Locate all lines with the word "better". Copy them.

EXTRACTED DATA:
==========
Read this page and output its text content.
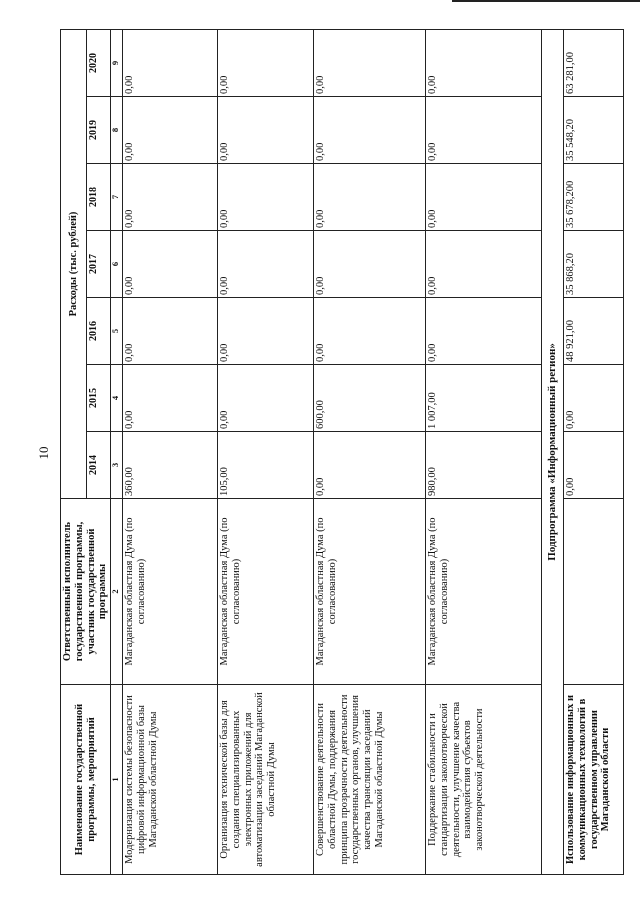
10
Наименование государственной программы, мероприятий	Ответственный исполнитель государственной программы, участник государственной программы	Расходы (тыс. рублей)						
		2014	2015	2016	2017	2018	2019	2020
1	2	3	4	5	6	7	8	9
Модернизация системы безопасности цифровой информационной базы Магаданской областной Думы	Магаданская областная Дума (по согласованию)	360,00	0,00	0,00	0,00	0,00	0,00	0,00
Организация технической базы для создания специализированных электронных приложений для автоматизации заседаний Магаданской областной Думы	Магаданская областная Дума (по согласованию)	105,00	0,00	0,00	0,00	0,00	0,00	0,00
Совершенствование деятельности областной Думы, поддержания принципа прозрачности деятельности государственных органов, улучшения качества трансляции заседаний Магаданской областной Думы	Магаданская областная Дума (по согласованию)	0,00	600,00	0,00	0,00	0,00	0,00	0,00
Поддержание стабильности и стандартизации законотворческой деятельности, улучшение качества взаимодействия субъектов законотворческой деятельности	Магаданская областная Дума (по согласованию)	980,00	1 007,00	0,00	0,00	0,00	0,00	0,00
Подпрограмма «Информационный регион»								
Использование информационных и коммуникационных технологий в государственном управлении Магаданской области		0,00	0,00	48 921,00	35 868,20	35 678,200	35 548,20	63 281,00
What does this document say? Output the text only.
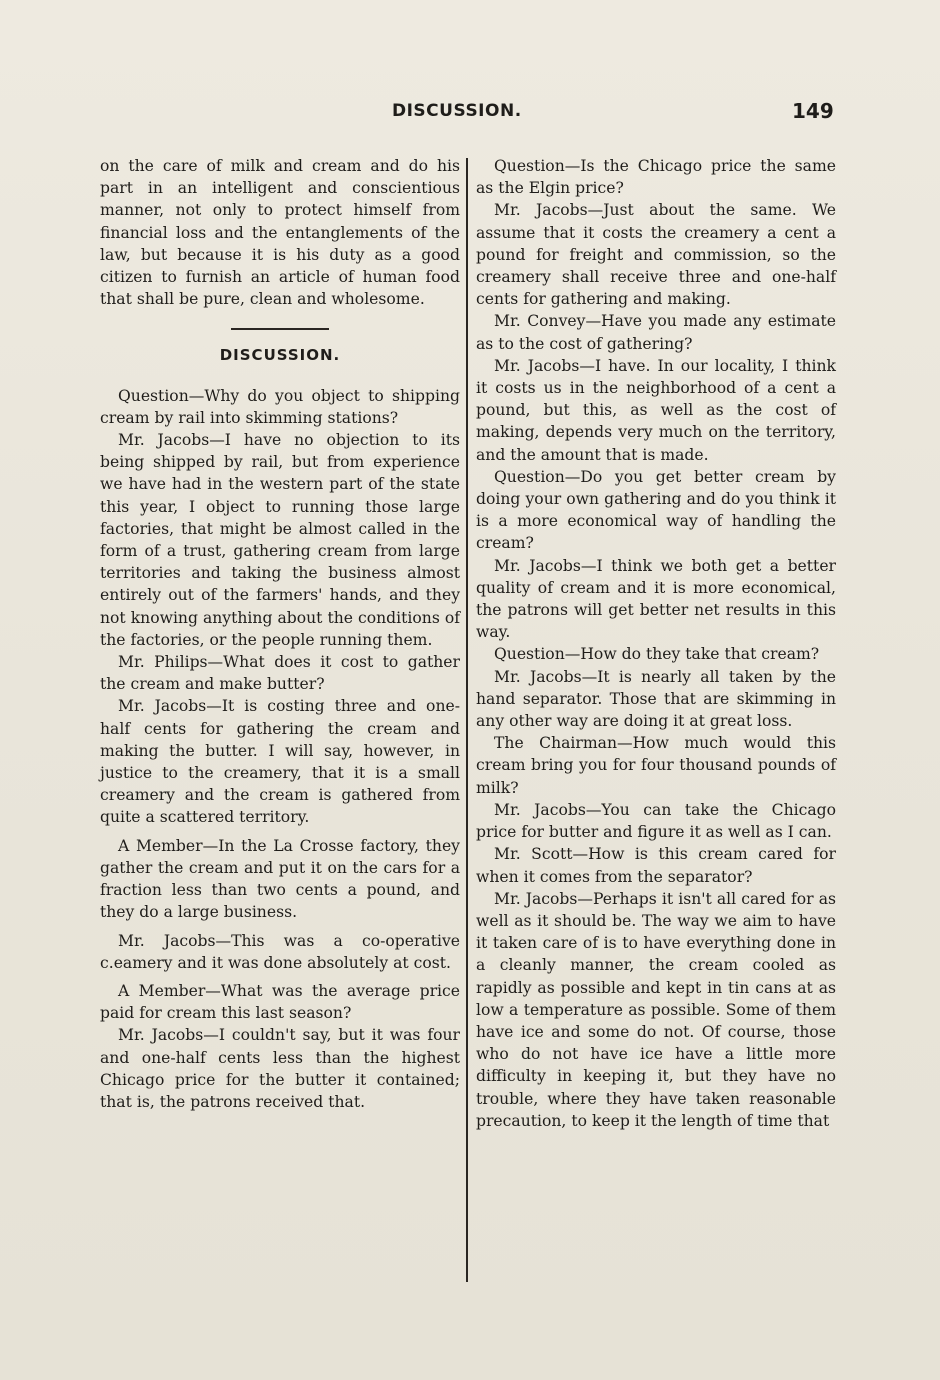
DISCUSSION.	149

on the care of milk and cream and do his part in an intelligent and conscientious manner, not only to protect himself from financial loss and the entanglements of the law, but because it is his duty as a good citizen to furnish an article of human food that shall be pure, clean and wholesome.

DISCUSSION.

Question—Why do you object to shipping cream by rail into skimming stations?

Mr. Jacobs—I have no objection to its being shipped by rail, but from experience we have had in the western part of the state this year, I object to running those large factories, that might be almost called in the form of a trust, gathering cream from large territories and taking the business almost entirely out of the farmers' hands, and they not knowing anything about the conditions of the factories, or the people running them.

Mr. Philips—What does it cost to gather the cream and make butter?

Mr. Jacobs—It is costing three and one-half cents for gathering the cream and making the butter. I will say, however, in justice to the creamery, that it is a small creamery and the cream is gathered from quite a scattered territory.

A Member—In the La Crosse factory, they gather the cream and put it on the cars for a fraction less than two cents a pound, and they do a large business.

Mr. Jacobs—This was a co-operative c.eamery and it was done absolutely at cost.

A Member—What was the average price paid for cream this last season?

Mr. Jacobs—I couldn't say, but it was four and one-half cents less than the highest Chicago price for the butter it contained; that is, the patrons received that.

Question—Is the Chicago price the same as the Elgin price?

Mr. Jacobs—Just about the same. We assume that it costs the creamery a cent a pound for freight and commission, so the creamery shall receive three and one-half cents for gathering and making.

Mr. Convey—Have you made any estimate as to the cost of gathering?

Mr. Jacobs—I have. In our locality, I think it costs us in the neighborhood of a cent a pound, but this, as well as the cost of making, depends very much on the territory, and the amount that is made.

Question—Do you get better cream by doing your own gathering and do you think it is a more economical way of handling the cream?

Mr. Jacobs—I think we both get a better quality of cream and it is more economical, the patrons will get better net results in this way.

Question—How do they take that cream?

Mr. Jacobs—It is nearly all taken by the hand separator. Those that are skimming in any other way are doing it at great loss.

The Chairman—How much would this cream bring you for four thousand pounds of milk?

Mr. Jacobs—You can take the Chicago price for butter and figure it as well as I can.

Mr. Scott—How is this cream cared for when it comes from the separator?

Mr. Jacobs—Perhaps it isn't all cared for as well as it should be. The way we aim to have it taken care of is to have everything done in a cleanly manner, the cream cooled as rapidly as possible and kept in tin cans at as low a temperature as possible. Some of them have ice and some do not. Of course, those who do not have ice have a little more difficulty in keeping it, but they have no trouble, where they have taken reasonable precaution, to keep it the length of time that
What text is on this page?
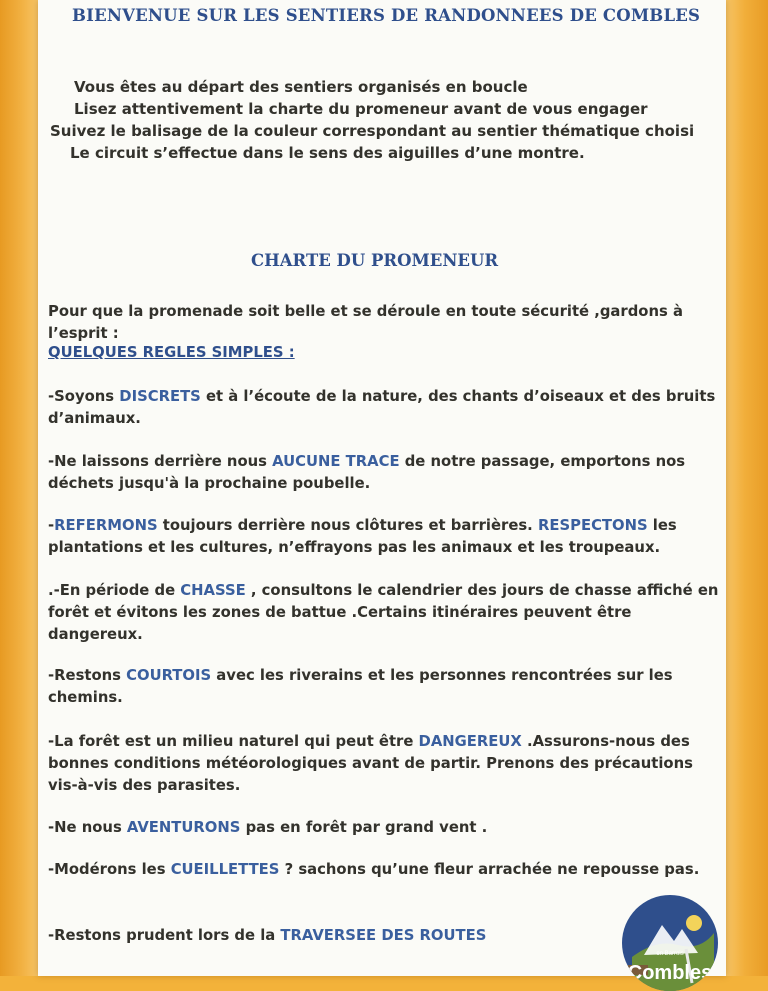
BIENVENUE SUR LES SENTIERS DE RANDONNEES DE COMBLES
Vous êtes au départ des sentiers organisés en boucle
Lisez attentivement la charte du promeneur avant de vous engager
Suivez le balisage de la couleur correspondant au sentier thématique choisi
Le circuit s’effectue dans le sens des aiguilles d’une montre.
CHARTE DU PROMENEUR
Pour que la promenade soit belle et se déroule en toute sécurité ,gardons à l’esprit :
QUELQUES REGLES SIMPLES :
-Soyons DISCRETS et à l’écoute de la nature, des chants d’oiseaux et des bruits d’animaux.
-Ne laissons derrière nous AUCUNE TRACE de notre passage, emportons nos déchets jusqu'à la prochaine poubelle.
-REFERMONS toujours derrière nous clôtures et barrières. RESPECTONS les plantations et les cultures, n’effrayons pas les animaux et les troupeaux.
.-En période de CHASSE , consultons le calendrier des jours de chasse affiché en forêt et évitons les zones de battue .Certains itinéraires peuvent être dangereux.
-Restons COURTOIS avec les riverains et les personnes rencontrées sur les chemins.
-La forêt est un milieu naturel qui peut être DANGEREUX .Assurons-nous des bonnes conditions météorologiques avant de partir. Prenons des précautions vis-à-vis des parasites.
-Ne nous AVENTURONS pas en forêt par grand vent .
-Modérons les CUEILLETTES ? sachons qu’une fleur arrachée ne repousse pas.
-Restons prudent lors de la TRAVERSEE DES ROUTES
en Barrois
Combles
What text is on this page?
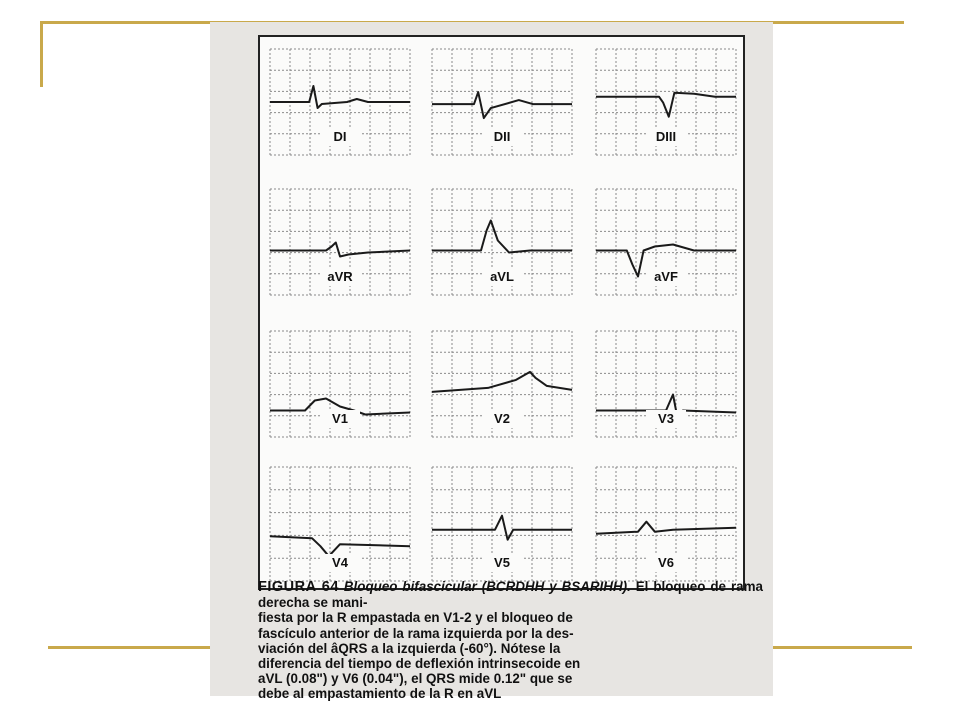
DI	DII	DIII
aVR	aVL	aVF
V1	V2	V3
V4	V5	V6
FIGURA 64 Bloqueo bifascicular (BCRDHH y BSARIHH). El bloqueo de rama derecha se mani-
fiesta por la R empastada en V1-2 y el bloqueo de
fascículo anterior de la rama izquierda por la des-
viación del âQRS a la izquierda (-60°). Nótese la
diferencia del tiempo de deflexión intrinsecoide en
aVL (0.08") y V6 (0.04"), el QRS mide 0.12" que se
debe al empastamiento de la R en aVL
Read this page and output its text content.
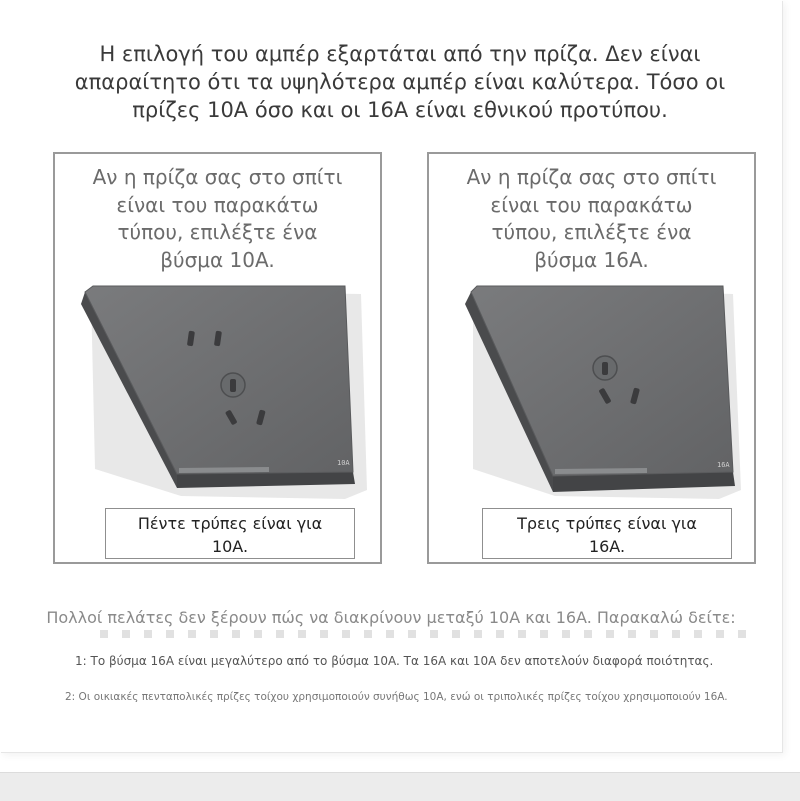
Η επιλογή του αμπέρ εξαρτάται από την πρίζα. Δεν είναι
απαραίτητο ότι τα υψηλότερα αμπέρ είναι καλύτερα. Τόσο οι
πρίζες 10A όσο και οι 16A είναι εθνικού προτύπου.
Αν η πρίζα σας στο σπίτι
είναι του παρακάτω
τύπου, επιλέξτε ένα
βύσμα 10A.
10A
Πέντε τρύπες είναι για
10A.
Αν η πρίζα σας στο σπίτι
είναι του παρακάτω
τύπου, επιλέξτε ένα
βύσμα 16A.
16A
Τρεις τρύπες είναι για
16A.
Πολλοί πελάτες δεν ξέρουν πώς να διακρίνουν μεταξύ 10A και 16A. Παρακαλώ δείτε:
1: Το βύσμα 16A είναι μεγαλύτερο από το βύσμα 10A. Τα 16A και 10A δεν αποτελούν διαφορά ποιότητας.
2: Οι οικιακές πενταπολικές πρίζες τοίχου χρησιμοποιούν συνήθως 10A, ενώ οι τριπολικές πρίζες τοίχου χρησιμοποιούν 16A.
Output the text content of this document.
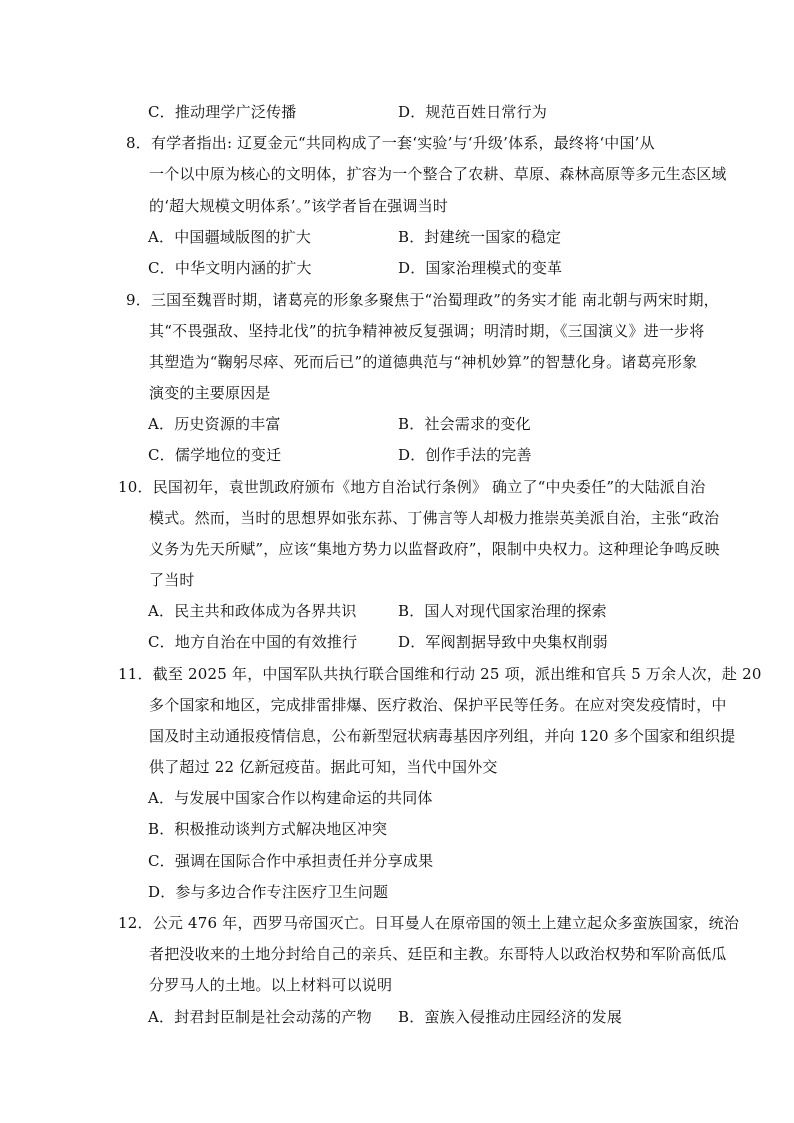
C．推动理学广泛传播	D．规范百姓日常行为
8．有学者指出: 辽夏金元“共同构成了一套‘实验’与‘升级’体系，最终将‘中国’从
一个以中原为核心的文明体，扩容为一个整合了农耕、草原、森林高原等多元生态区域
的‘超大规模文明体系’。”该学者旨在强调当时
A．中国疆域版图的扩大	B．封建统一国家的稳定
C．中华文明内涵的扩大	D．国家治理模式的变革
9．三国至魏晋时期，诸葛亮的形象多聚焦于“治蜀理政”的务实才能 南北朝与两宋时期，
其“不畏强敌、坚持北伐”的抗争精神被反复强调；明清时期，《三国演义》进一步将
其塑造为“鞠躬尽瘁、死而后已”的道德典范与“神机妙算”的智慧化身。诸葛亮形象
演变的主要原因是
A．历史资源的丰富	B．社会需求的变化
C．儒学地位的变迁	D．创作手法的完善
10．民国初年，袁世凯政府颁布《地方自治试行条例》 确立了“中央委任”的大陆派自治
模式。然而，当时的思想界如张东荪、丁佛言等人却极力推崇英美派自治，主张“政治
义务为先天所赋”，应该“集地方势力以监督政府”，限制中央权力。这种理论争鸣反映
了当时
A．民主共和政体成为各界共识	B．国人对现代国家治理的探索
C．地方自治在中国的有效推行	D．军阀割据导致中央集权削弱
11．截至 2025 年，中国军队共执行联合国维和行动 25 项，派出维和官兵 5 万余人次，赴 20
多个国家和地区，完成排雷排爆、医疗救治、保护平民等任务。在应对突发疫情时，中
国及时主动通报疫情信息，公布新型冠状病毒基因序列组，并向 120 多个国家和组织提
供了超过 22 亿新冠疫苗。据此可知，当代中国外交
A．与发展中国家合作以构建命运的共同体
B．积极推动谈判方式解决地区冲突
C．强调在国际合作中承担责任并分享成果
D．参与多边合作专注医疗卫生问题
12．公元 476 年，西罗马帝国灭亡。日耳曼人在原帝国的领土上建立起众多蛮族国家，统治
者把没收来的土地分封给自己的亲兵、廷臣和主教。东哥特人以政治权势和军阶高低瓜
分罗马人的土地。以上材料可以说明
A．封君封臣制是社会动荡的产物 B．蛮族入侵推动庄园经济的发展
==========
FINISHED ANSWER:
Question—Do you get better cream by doing your own gathering and do you think it is a more economical way of handling the cream?
Mr. Jacobs—I think we both get a better quality of cream and it is more economical, the patrons will get better net results in this way.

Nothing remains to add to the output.